[Available data start]
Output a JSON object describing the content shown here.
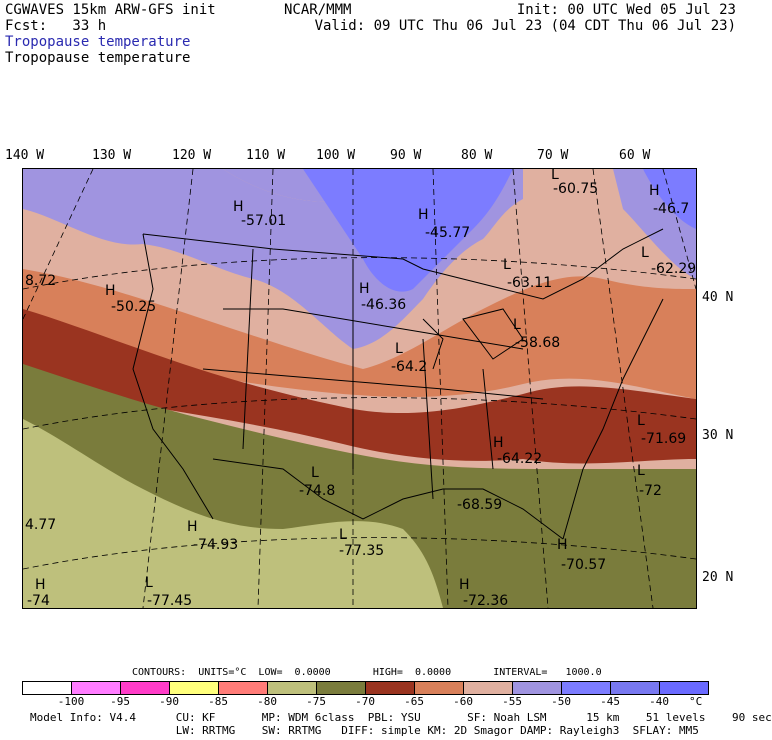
{
  "header": {
    "left1": "CGWAVES 15km ARW-GFS init",
    "left2": "Fcst:   33 h",
    "center": "NCAR/MMM",
    "init": "Init: 00 UTC Wed 05 Jul 23",
    "valid": "Valid: 09 UTC Thu 06 Jul 23 (04 CDT Thu 06 Jul 23)",
    "field1": "Tropopause temperature",
    "field2": "Tropopause temperature"
  },
  "longitudes": [
    "140 W",
    "130 W",
    "120 W",
    "110 W",
    "100 W",
    "90 W",
    "80 W",
    "70 W",
    "60 W"
  ],
  "latitudes": [
    "40 N",
    "30 N",
    "20 N"
  ],
  "map_labels": [
    {
      "type": "H",
      "value": "-57.01"
    },
    {
      "type": "H",
      "value": "-45.77"
    },
    {
      "type": "L",
      "value": "-60.75"
    },
    {
      "type": "H",
      "value": "-46.7"
    },
    {
      "type": "L",
      "value": "-62.29"
    },
    {
      "type": "",
      "value": "8.72"
    },
    {
      "type": "H",
      "value": "-50.25"
    },
    {
      "type": "H",
      "value": "-46.36"
    },
    {
      "type": "L",
      "value": "-63.11"
    },
    {
      "type": "L",
      "value": "-58.68"
    },
    {
      "type": "L",
      "value": "-64.2"
    },
    {
      "type": "L",
      "value": "-71.69"
    },
    {
      "type": "H",
      "value": "-64.22"
    },
    {
      "type": "L",
      "value": "-72"
    },
    {
      "type": "L",
      "value": "-74.8"
    },
    {
      "type": "",
      "value": "-68.59"
    },
    {
      "type": "",
      "value": "4.77"
    },
    {
      "type": "H",
      "value": "-74.93"
    },
    {
      "type": "L",
      "value": "-77.35"
    },
    {
      "type": "H",
      "value": "-70.57"
    },
    {
      "type": "H",
      "value": "-74"
    },
    {
      "type": "L",
      "value": "-77.45"
    },
    {
      "type": "H",
      "value": "-72.36"
    }
  ],
  "legend": {
    "contours": "CONTOURS:  UNITS=°C  LOW=  0.0000       HIGH=  0.0000       INTERVAL=   1000.0",
    "ticks": [
      "-100",
      "-95",
      "-90",
      "-85",
      "-80",
      "-75",
      "-70",
      "-65",
      "-60",
      "-55",
      "-50",
      "-45",
      "-40"
    ],
    "unit": "°C",
    "colors": [
      "#ffffff",
      "#ff7cff",
      "#ff3cc8",
      "#ffff7c",
      "#ff7c78",
      "#bec07c",
      "#7a7c3c",
      "#9a3420",
      "#d8805a",
      "#e0b0a0",
      "#a094e0",
      "#7c7cff",
      "#7878f0",
      "#6a6aff"
    ]
  },
  "model_info": {
    "line1": "Model Info: V4.4      CU: KF       MP: WDM 6class  PBL: YSU       SF: Noah LSM      15 km    51 levels    90 sec",
    "line2": "                      LW: RRTMG    SW: RRTMG   DIFF: simple KM: 2D Smagor DAMP: Rayleigh3  SFLAY: MM5"
  }
}
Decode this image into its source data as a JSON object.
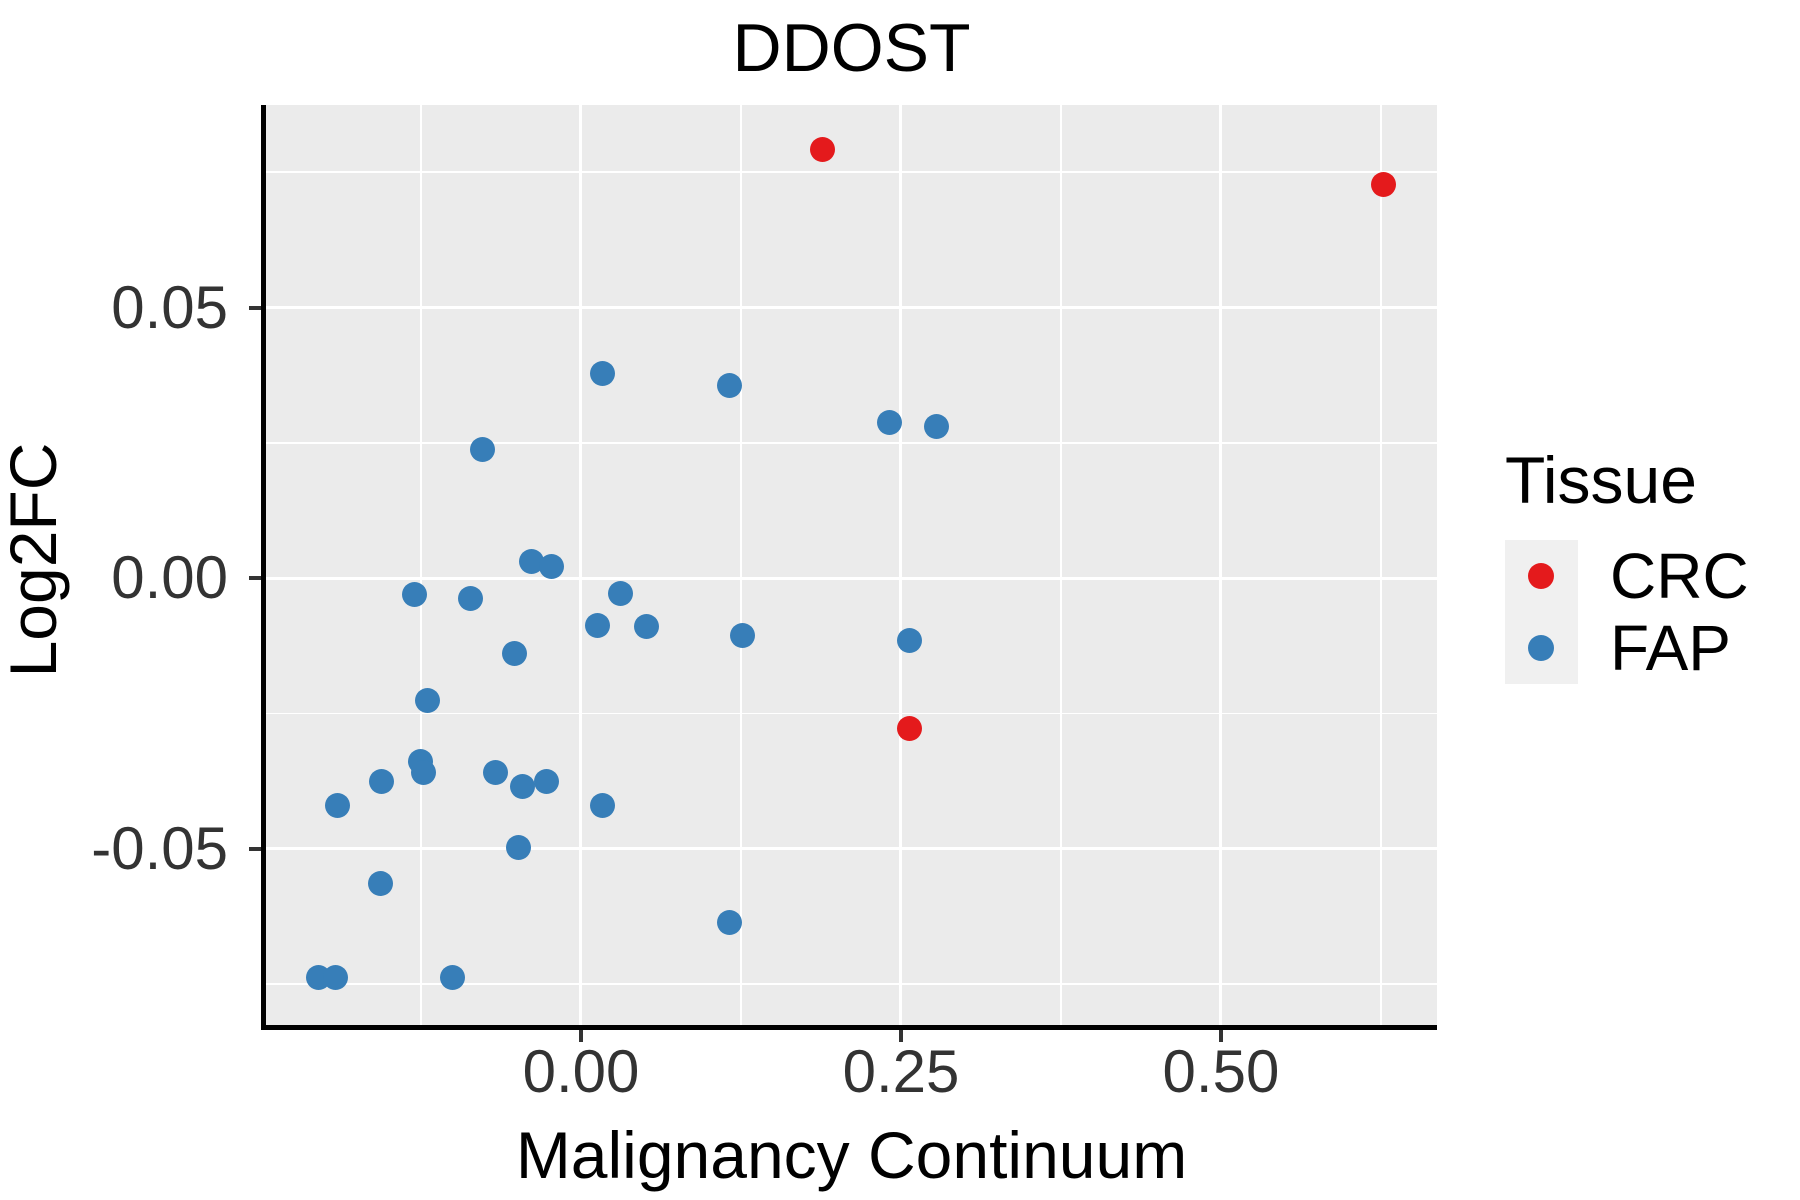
{
  "title": "DDOST",
  "axes": {
    "x": {
      "label": "Malignancy Continuum",
      "min": -0.2461,
      "max": 0.6688,
      "major_ticks": [
        0.0,
        0.25,
        0.5
      ],
      "tick_labels": [
        "0.00",
        "0.25",
        "0.50"
      ],
      "minor_ticks": [
        -0.125,
        0.125,
        0.375,
        0.625
      ]
    },
    "y": {
      "label": "Log2FC",
      "min": -0.08262,
      "max": 0.08743,
      "major_ticks": [
        0.05,
        0.0,
        -0.05
      ],
      "tick_labels": [
        "0.05",
        "0.00",
        "-0.05"
      ],
      "minor_ticks": [
        0.075,
        0.025,
        -0.025,
        -0.075
      ]
    }
  },
  "legend": {
    "title": "Tissue",
    "items": [
      {
        "label": "CRC",
        "color": "#E41A1C"
      },
      {
        "label": "FAP",
        "color": "#377EB8"
      }
    ]
  },
  "colors": {
    "panel_bg": "#EBEBEB",
    "grid": "#FFFFFF",
    "axis_line": "#000000",
    "tick_mark": "#333333",
    "tick_label": "#333333",
    "legend_key_bg": "#F0F0F0",
    "crc": "#E41A1C",
    "fap": "#377EB8"
  },
  "chart_data": {
    "type": "scatter",
    "title": "DDOST",
    "xlabel": "Malignancy Continuum",
    "ylabel": "Log2FC",
    "xlim": [
      -0.246,
      0.669
    ],
    "ylim": [
      -0.0826,
      0.0874
    ],
    "grid": true,
    "legend_position": "right",
    "series": [
      {
        "name": "CRC",
        "color": "#E41A1C",
        "points": [
          [
            0.189,
            0.0792
          ],
          [
            0.627,
            0.0727
          ],
          [
            0.257,
            -0.0279
          ]
        ]
      },
      {
        "name": "FAP",
        "color": "#377EB8",
        "points": [
          [
            0.017,
            0.0378
          ],
          [
            0.116,
            0.0356
          ],
          [
            0.241,
            0.0287
          ],
          [
            0.278,
            0.028
          ],
          [
            -0.077,
            0.0237
          ],
          [
            -0.039,
            0.003
          ],
          [
            -0.023,
            0.0021
          ],
          [
            -0.13,
            -0.003
          ],
          [
            -0.086,
            -0.0037
          ],
          [
            0.031,
            -0.0028
          ],
          [
            0.013,
            -0.0087
          ],
          [
            0.051,
            -0.0089
          ],
          [
            0.126,
            -0.0106
          ],
          [
            0.257,
            -0.0115
          ],
          [
            -0.052,
            -0.0139
          ],
          [
            -0.12,
            -0.0226
          ],
          [
            -0.125,
            -0.034
          ],
          [
            -0.123,
            -0.0359
          ],
          [
            -0.156,
            -0.0376
          ],
          [
            -0.067,
            -0.0359
          ],
          [
            -0.046,
            -0.0385
          ],
          [
            -0.027,
            -0.0376
          ],
          [
            -0.19,
            -0.0421
          ],
          [
            0.017,
            -0.0421
          ],
          [
            -0.049,
            -0.0499
          ],
          [
            -0.157,
            -0.0565
          ],
          [
            0.116,
            -0.0637
          ],
          [
            -0.205,
            -0.0739
          ],
          [
            -0.192,
            -0.0739
          ],
          [
            -0.1,
            -0.0739
          ]
        ]
      }
    ]
  }
}
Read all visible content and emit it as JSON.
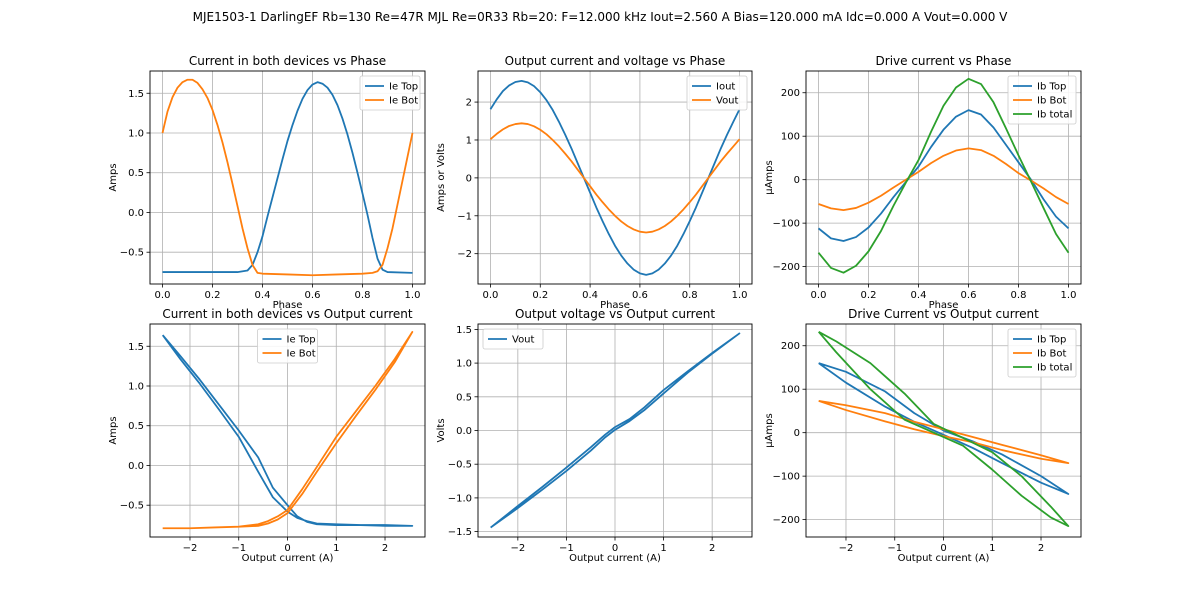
[Available data end]
Short exercise: Omit the pictures and give the material again, exactly and in full.

The answer:
Output a JSON object describing the content shown here.
{
  "header": {
    "left1": "CGWAVES 15km ARW-GFS init",
    "left2": "Fcst:   33 h",
    "center": "NCAR/MMM",
    "init": "Init: 00 UTC Wed 05 Jul 23",
    "valid": "Valid: 09 UTC Thu 06 Jul 23 (04 CDT Thu 06 Jul 23)",
    "field1": "Tropopause temperature",
    "field2": "Tropopause temperature"
  },
  "longitudes": [
    "140 W",
    "130 W",
    "120 W",
    "110 W",
    "100 W",
    "90 W",
    "80 W",
    "70 W",
    "60 W"
  ],
  "latitudes": [
    "40 N",
    "30 N",
    "20 N"
  ],
  "map_labels": [
    {
      "type": "H",
      "value": "-57.01"
    },
    {
      "type": "H",
      "value": "-45.77"
    },
    {
      "type": "L",
      "value": "-60.75"
    },
    {
      "type": "H",
      "value": "-46.7"
    },
    {
      "type": "L",
      "value": "-62.29"
    },
    {
      "type": "",
      "value": "8.72"
    },
    {
      "type": "H",
      "value": "-50.25"
    },
    {
      "type": "H",
      "value": "-46.36"
    },
    {
      "type": "L",
      "value": "-63.11"
    },
    {
      "type": "L",
      "value": "-58.68"
    },
    {
      "type": "L",
      "value": "-64.2"
    },
    {
      "type": "L",
      "value": "-71.69"
    },
    {
      "type": "H",
      "value": "-64.22"
    },
    {
      "type": "L",
      "value": "-72"
    },
    {
      "type": "L",
      "value": "-74.8"
    },
    {
      "type": "",
      "value": "-68.59"
    },
    {
      "type": "",
      "value": "4.77"
    },
    {
      "type": "H",
      "value": "-74.93"
    },
    {
      "type": "L",
      "value": "-77.35"
    },
    {
      "type": "H",
      "value": "-70.57"
    },
    {
      "type": "H",
      "value": "-74"
    },
    {
      "type": "L",
      "value": "-77.45"
    },
    {
      "type": "H",
      "value": "-72.36"
    }
  ],
  "legend": {
    "contours": "CONTOURS:  UNITS=°C  LOW=  0.0000       HIGH=  0.0000       INTERVAL=   1000.0",
    "ticks": [
      "-100",
      "-95",
      "-90",
      "-85",
      "-80",
      "-75",
      "-70",
      "-65",
      "-60",
      "-55",
      "-50",
      "-45",
      "-40"
    ],
    "unit": "°C",
    "colors": [
      "#ffffff",
      "#ff7cff",
      "#ff3cc8",
      "#ffff7c",
      "#ff7c78",
      "#bec07c",
      "#7a7c3c",
      "#9a3420",
      "#d8805a",
      "#e0b0a0",
      "#a094e0",
      "#7c7cff",
      "#7878f0",
      "#6a6aff"
    ]
  },
  "model_info": {
    "line1": "Model Info: V4.4      CU: KF       MP: WDM 6class  PBL: YSU       SF: Noah LSM      15 km    51 levels    90 sec",
    "line2": "                      LW: RRTMG    SW: RRTMG   DIFF: simple KM: 2D Smagor DAMP: Rayleigh3  SFLAY: MM5"
  }
}
Decode this image into its source data as a JSON object.
{
  "title": "DDOST",
  "axes": {
    "x": {
      "label": "Malignancy Continuum",
      "min": -0.2461,
      "max": 0.6688,
      "major_ticks": [
        0.0,
        0.25,
        0.5
      ],
      "tick_labels": [
        "0.00",
        "0.25",
        "0.50"
      ],
      "minor_ticks": [
        -0.125,
        0.125,
        0.375,
        0.625
      ]
    },
    "y": {
      "label": "Log2FC",
      "min": -0.08262,
      "max": 0.08743,
      "major_ticks": [
        0.05,
        0.0,
        -0.05
      ],
      "tick_labels": [
        "0.05",
        "0.00",
        "-0.05"
      ],
      "minor_ticks": [
        0.075,
        0.025,
        -0.025,
        -0.075
      ]
    }
  },
  "legend": {
    "title": "Tissue",
    "items": [
      {
        "label": "CRC",
        "color": "#E41A1C"
      },
      {
        "label": "FAP",
        "color": "#377EB8"
      }
    ]
  },
  "colors": {
    "panel_bg": "#EBEBEB",
    "grid": "#FFFFFF",
    "axis_line": "#000000",
    "tick_mark": "#333333",
    "tick_label": "#333333",
    "legend_key_bg": "#F0F0F0",
    "crc": "#E41A1C",
    "fap": "#377EB8"
  },
  "chart_data": {
    "type": "scatter",
    "title": "DDOST",
    "xlabel": "Malignancy Continuum",
    "ylabel": "Log2FC",
    "xlim": [
      -0.246,
      0.669
    ],
    "ylim": [
      -0.0826,
      0.0874
    ],
    "grid": true,
    "legend_position": "right",
    "series": [
      {
        "name": "CRC",
        "color": "#E41A1C",
        "points": [
          [
            0.189,
            0.0792
          ],
          [
            0.627,
            0.0727
          ],
          [
            0.257,
            -0.0279
          ]
        ]
      },
      {
        "name": "FAP",
        "color": "#377EB8",
        "points": [
          [
            0.017,
            0.0378
          ],
          [
            0.116,
            0.0356
          ],
          [
            0.241,
            0.0287
          ],
          [
            0.278,
            0.028
          ],
          [
            -0.077,
            0.0237
          ],
          [
            -0.039,
            0.003
          ],
          [
            -0.023,
            0.0021
          ],
          [
            -0.13,
            -0.003
          ],
          [
            -0.086,
            -0.0037
          ],
          [
            0.031,
            -0.0028
          ],
          [
            0.013,
            -0.0087
          ],
          [
            0.051,
            -0.0089
          ],
          [
            0.126,
            -0.0106
          ],
          [
            0.257,
            -0.0115
          ],
          [
            -0.052,
            -0.0139
          ],
          [
            -0.12,
            -0.0226
          ],
          [
            -0.125,
            -0.034
          ],
          [
            -0.123,
            -0.0359
          ],
          [
            -0.156,
            -0.0376
          ],
          [
            -0.067,
            -0.0359
          ],
          [
            -0.046,
            -0.0385
          ],
          [
            -0.027,
            -0.0376
          ],
          [
            -0.19,
            -0.0421
          ],
          [
            0.017,
            -0.0421
          ],
          [
            -0.049,
            -0.0499
          ],
          [
            -0.157,
            -0.0565
          ],
          [
            0.116,
            -0.0637
          ],
          [
            -0.205,
            -0.0739
          ],
          [
            -0.192,
            -0.0739
          ],
          [
            -0.1,
            -0.0739
          ]
        ]
      }
    ]
  }
}
Read all visible content and emit it as JSON.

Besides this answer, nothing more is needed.